BEGIN Record set
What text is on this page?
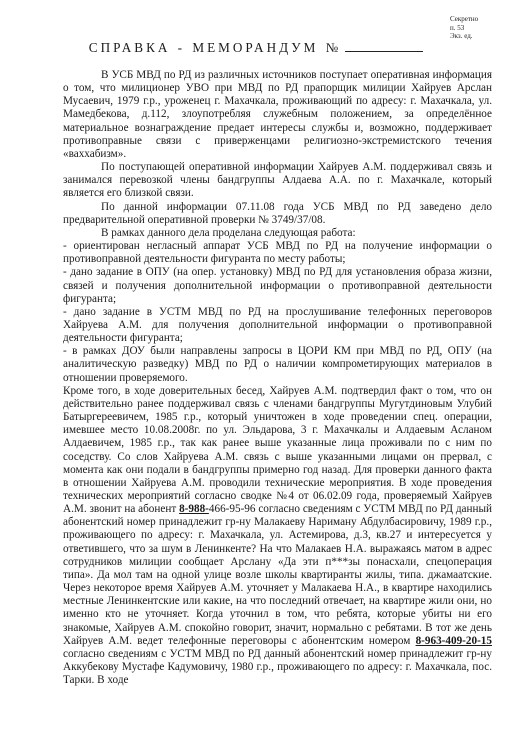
Секретно
п. 53
Экз. ед.
СПРАВКА - МЕМОРАНДУМ №

В УСБ МВД по РД из различных источников поступает оперативная информация о том, что милиционер УВО при МВД по РД прапорщик милиции Хайруев Арслан Мусаевич, 1979 г.р., уроженец г. Махачкала, проживающий по адресу: г. Махачкала, ул. Мамедбекова, д.112, злоупотребляя служебным положением, за определённое материальное вознаграждение предает интересы службы и, возможно, поддерживает противоправные связи с приверженцами религиозно-экстремистского течения «ваххабизм».

По поступающей оперативной информации Хайруев А.М. поддерживал связь и занимался перевозкой члены бандгруппы Алдаева А.А. по г. Махачкале, который является его близкой связи.

По данной информации 07.11.08 года УСБ МВД по РД заведено дело предварительной оперативной проверки № 3749/37/08.

В рамках данного дела проделана следующая работа:

- ориентирован негласный аппарат УСБ МВД по РД на получение информации о противоправной деятельности фигуранта по месту работы;

- дано задание в ОПУ (на опер. установку) МВД по РД для установления образа жизни, связей и получения дополнительной информации о противоправной деятельности фигуранта;

- дано задание в УСТМ МВД по РД на прослушивание телефонных переговоров Хайруева А.М. для получения дополнительной информации о противоправной деятельности фигуранта;

- в рамках ДОУ были направлены запросы в ЦОРИ КМ при МВД по РД, ОПУ (на аналитическую разведку) МВД по РД о наличии компрометирующих материалов в отношении проверяемого.

Кроме того, в ходе доверительных бесед, Хайруев А.М. подтвердил факт о том, что он действительно ранее поддерживал связь с членами бандгруппы Мугутдиновым Улубий Батыргереевичем, 1985 г.р., который уничтожен в ходе проведении спец. операции, имевшее место 10.08.2008г. по ул. Эльдарова, 3 г. Махачкалы и Алдаевым Асланом Алдаевичем, 1985 г.р., так как ранее выше указанные лица проживали по с ним по соседству. Со слов Хайруева А.М. связь с выше указанными лицами он прервал, с момента как они подали в бандгруппы примерно год назад. Для проверки данного факта в отношении Хайруева А.М. проводили технические мероприятия. В ходе проведения технических мероприятий согласно сводке №4 от 06.02.09 года, проверяемый Хайруев А.М. звонит на абонент 8-988-466-95-96 согласно сведениям с УСТМ МВД по РД данный абонентский номер принадлежит гр-ну Малакаеву Нариману Абдулбасировичу, 1989 г.р., проживающего по адресу: г. Махачкала, ул. Астемирова, д.3, кв.27 и интересуется у ответившего, что за шум в Ленинкенте? На что Малакаев Н.А. выражаясь матом в адрес сотрудников милиции сообщает Арслану «Да эти п***зы понасхали, спецоперация типа». Да мол там на одной улице возле школы квартиранты жилы, типа. джамаатские. Через некоторое время Хайруев А.М. уточняет у Малакаева Н.А., в квартире находились местные Ленинкентские или какие, на что последний отвечает, на квартире жили они, но именно кто не уточняет. Когда уточнил в том, что ребята, которые убиты ни его знакомые, Хайруев А.М. спокойно говорит, значит, нормально с ребятами. В тот же день Хайруев А.М. ведет телефонные переговоры с абонентским номером 8-963-409-20-15 согласно сведениям с УСТМ МВД по РД данный абонентский номер принадлежит гр-ну Аккубекову Мустафе Кадумовичу, 1980 г.р., проживающего по адресу: г. Махачкала, пос. Тарки. В ходе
END Record set
■ **What you need to do**
Reproduce every line exactly and omit all pictures.

■ **The answer**
What text is on this page?
Секретно
п. 53
Экз. ед.
СПРАВКА - МЕМОРАНДУМ №

В УСБ МВД по РД из различных источников поступает оперативная информация о том, что милиционер УВО при МВД по РД прапорщик милиции Хайруев Арслан Мусаевич, 1979 г.р., уроженец г. Махачкала, проживающий по адресу: г. Махачкала, ул. Мамедбекова, д.112, злоупотребляя служебным положением, за определённое материальное вознаграждение предает интересы службы и, возможно, поддерживает противоправные связи с приверженцами религиозно-экстремистского течения «ваххабизм».

По поступающей оперативной информации Хайруев А.М. поддерживал связь и занимался перевозкой члены бандгруппы Алдаева А.А. по г. Махачкале, который является его близкой связи.

По данной информации 07.11.08 года УСБ МВД по РД заведено дело предварительной оперативной проверки № 3749/37/08.

В рамках данного дела проделана следующая работа:

- ориентирован негласный аппарат УСБ МВД по РД на получение информации о противоправной деятельности фигуранта по месту работы;

- дано задание в ОПУ (на опер. установку) МВД по РД для установления образа жизни, связей и получения дополнительной информации о противоправной деятельности фигуранта;

- дано задание в УСТМ МВД по РД на прослушивание телефонных переговоров Хайруева А.М. для получения дополнительной информации о противоправной деятельности фигуранта;

- в рамках ДОУ были направлены запросы в ЦОРИ КМ при МВД по РД, ОПУ (на аналитическую разведку) МВД по РД о наличии компрометирующих материалов в отношении проверяемого.

Кроме того, в ходе доверительных бесед, Хайруев А.М. подтвердил факт о том, что он действительно ранее поддерживал связь с членами бандгруппы Мугутдиновым Улубий Батыргереевичем, 1985 г.р., который уничтожен в ходе проведении спец. операции, имевшее место 10.08.2008г. по ул. Эльдарова, 3 г. Махачкалы и Алдаевым Асланом Алдаевичем, 1985 г.р., так как ранее выше указанные лица проживали по с ним по соседству. Со слов Хайруева А.М. связь с выше указанными лицами он прервал, с момента как они подали в бандгруппы примерно год назад. Для проверки данного факта в отношении Хайруева А.М. проводили технические мероприятия. В ходе проведения технических мероприятий согласно сводке №4 от 06.02.09 года, проверяемый Хайруев А.М. звонит на абонент 8-988-466-95-96 согласно сведениям с УСТМ МВД по РД данный абонентский номер принадлежит гр-ну Малакаеву Нариману Абдулбасировичу, 1989 г.р., проживающего по адресу: г. Махачкала, ул. Астемирова, д.3, кв.27 и интересуется у ответившего, что за шум в Ленинкенте? На что Малакаев Н.А. выражаясь матом в адрес сотрудников милиции сообщает Арслану «Да эти п***зы понасхали, спецоперация типа». Да мол там на одной улице возле школы квартиранты жилы, типа. джамаатские. Через некоторое время Хайруев А.М. уточняет у Малакаева Н.А., в квартире находились местные Ленинкентские или какие, на что последний отвечает, на квартире жили они, но именно кто не уточняет. Когда уточнил в том, что ребята, которые убиты ни его знакомые, Хайруев А.М. спокойно говорит, значит, нормально с ребятами. В тот же день Хайруев А.М. ведет телефонные переговоры с абонентским номером 8-963-409-20-15 согласно сведениям с УСТМ МВД по РД данный абонентский номер принадлежит гр-ну Аккубекову Мустафе Кадумовичу, 1980 г.р., проживающего по адресу: г. Махачкала, пос. Тарки. В ходе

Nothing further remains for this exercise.